Given problem: Lines containing "this" are to be counted. Report the count alone.

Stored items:
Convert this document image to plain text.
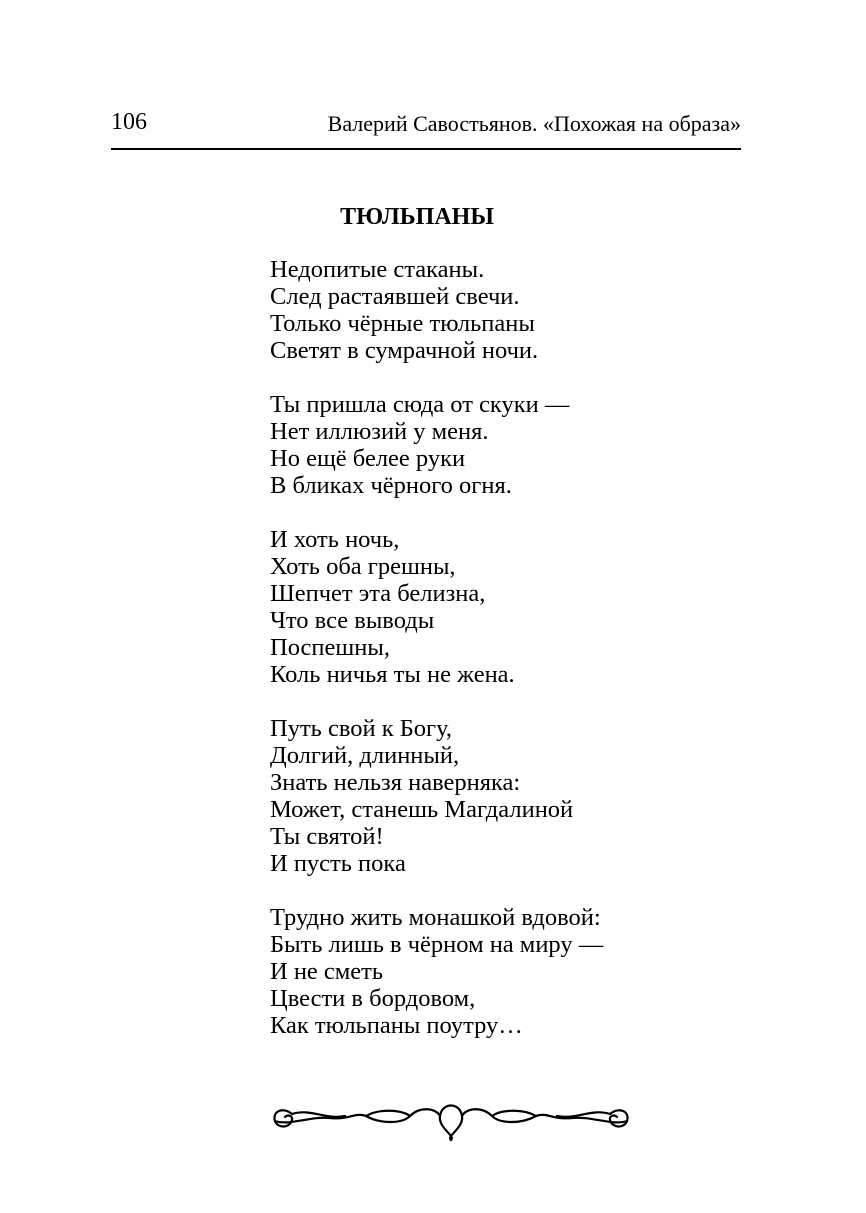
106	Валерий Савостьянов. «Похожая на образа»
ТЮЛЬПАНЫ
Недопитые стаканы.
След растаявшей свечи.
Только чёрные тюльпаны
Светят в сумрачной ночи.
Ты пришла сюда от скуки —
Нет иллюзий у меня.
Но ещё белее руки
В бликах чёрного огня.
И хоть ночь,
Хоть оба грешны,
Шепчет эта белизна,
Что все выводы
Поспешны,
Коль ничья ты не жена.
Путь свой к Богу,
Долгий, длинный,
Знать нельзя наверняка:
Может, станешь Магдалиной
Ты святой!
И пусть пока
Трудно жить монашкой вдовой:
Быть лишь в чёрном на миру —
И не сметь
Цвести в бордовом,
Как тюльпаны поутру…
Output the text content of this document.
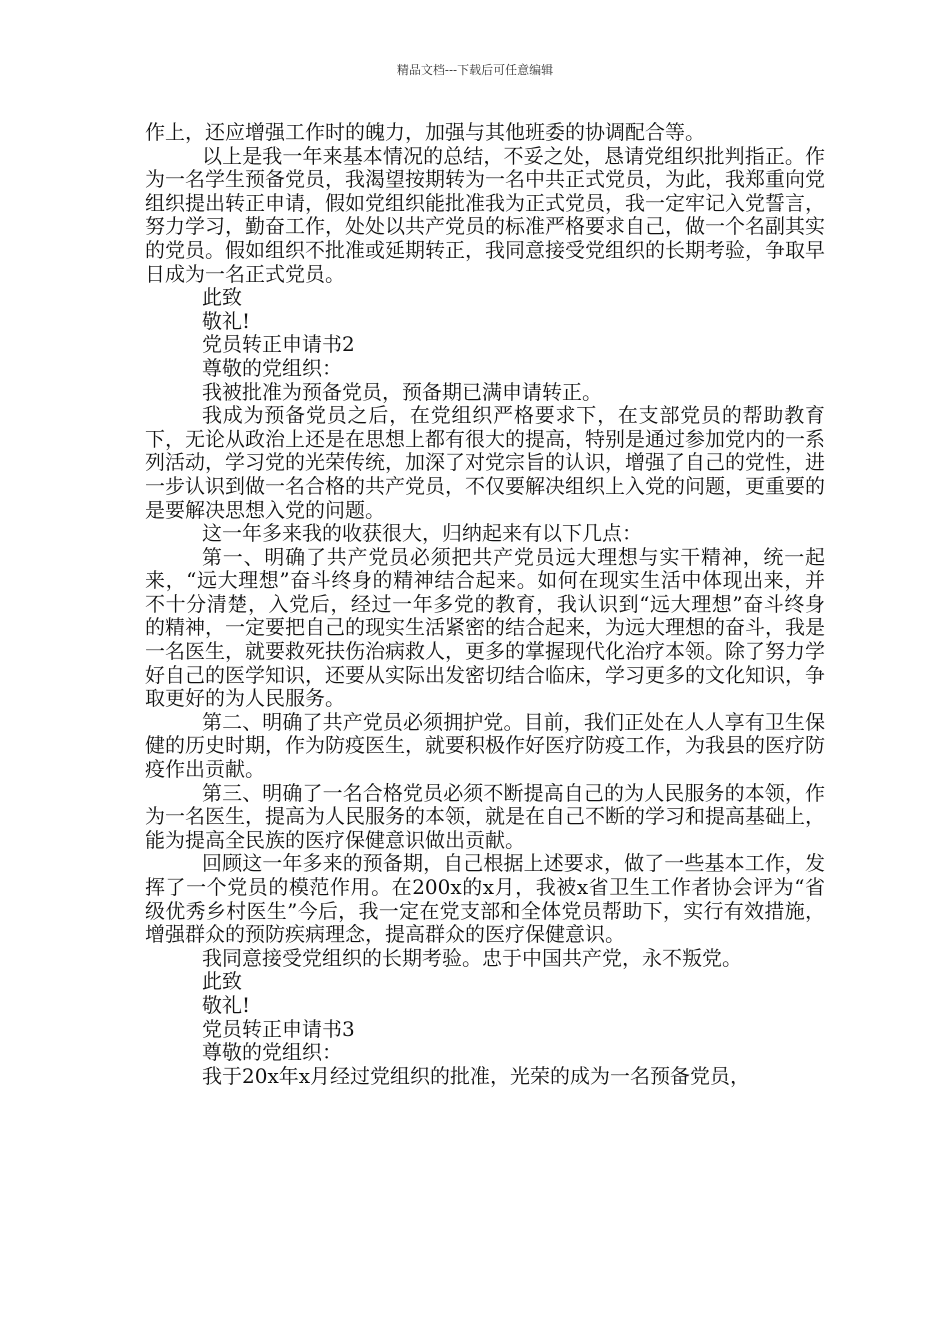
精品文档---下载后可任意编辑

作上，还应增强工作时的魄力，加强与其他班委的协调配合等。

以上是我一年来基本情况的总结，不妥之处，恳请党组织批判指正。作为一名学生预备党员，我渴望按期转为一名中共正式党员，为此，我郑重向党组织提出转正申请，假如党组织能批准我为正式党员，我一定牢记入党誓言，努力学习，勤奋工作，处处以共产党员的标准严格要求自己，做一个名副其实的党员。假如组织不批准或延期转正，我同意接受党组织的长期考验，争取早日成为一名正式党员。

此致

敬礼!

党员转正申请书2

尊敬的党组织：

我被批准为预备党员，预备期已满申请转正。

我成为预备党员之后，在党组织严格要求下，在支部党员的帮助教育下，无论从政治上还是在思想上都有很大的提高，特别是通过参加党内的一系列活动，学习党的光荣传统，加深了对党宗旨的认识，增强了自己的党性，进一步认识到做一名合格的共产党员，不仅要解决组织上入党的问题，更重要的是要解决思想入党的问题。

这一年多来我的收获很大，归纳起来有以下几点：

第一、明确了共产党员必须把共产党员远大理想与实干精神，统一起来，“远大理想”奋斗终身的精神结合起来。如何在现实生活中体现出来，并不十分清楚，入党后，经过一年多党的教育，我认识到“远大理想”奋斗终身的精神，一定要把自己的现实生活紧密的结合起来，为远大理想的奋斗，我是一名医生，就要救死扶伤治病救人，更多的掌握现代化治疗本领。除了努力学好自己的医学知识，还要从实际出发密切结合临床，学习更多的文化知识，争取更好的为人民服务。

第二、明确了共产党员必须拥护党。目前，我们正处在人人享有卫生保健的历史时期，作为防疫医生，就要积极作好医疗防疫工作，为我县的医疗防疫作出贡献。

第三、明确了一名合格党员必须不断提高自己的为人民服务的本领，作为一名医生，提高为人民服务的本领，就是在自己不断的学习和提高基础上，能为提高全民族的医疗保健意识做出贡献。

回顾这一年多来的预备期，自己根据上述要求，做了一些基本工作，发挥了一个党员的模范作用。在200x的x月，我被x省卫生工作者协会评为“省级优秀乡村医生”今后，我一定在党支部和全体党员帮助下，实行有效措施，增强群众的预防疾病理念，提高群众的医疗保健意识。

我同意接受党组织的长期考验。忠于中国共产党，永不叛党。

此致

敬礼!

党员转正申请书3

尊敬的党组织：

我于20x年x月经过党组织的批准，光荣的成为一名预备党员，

==

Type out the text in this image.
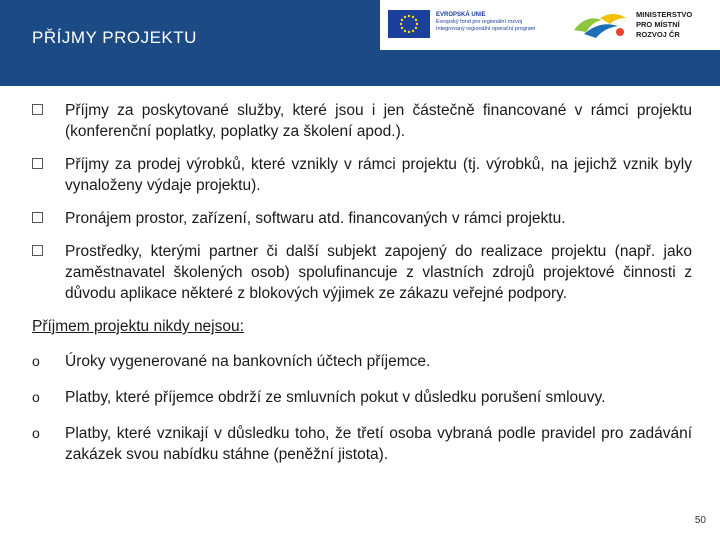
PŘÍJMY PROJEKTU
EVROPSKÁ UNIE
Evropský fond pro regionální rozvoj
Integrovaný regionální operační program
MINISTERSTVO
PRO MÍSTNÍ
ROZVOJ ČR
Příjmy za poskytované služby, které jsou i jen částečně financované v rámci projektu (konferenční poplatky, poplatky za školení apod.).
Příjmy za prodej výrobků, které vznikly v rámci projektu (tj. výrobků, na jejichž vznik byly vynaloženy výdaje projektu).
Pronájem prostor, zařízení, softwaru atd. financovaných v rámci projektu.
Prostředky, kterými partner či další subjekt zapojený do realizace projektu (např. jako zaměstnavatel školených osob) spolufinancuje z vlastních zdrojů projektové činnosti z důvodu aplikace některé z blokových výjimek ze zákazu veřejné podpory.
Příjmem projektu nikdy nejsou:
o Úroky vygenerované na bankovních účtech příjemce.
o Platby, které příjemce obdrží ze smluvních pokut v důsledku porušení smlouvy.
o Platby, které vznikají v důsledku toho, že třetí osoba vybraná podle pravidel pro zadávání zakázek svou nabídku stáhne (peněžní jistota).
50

---

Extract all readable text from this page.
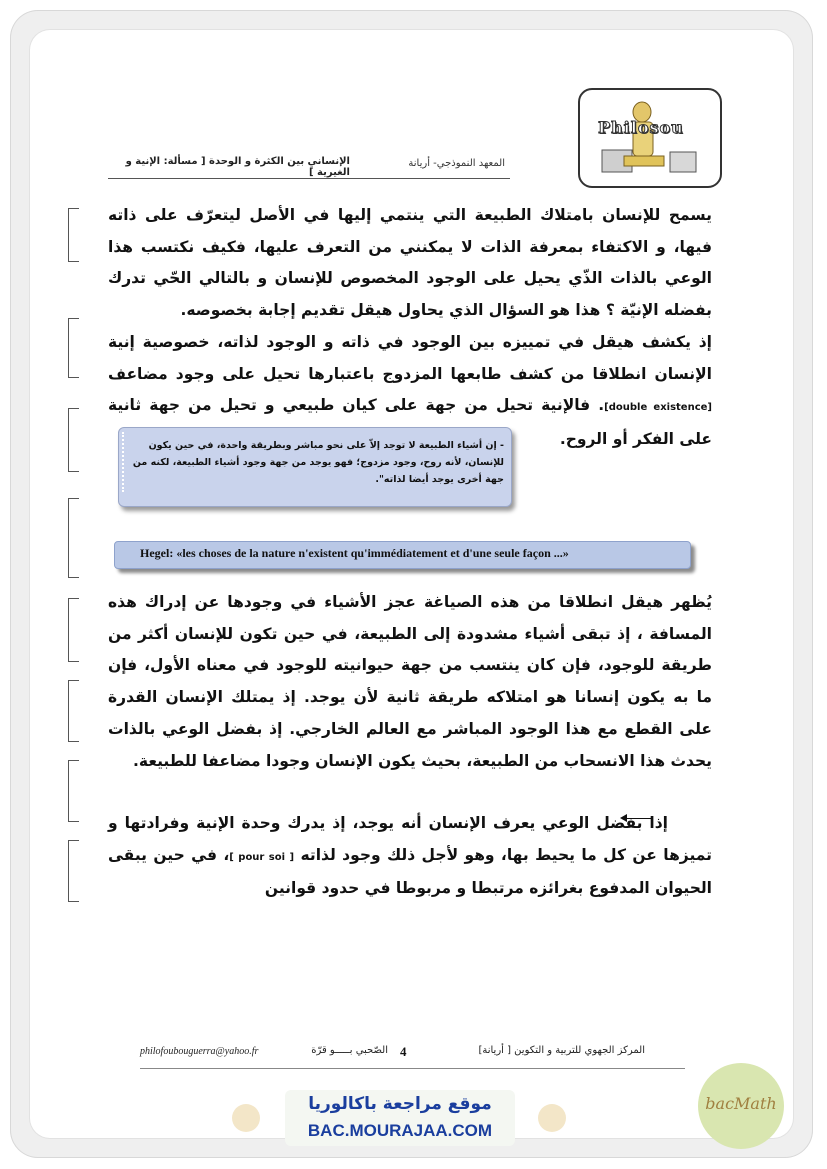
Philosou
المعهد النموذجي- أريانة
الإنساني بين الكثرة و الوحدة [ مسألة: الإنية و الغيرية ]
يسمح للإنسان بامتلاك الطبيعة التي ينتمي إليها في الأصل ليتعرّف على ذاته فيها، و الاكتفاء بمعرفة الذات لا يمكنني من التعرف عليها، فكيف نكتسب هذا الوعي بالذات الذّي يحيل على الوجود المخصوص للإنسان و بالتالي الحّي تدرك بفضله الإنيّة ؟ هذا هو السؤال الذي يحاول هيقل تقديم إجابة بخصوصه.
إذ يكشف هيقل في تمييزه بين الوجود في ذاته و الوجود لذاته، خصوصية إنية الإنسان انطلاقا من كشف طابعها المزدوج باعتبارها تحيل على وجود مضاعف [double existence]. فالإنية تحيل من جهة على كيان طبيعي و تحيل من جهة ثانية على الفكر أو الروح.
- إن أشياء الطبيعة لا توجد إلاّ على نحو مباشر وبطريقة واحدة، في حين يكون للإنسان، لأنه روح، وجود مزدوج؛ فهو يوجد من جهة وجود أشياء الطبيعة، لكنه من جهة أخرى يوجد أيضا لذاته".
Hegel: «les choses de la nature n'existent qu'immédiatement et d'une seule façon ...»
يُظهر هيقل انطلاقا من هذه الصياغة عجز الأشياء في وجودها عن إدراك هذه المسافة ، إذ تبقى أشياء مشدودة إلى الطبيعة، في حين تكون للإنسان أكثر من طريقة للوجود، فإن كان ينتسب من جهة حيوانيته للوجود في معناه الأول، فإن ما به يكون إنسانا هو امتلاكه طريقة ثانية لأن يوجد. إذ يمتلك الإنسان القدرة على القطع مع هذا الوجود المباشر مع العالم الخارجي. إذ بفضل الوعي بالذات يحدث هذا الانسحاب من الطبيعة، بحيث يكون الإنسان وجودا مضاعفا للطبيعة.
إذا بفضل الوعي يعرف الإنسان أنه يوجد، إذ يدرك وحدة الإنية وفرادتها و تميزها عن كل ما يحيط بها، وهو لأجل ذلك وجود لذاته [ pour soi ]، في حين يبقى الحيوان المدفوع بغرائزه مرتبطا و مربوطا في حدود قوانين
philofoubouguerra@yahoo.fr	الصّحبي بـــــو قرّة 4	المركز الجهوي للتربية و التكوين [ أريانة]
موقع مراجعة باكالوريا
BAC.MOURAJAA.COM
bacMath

Written solution: 4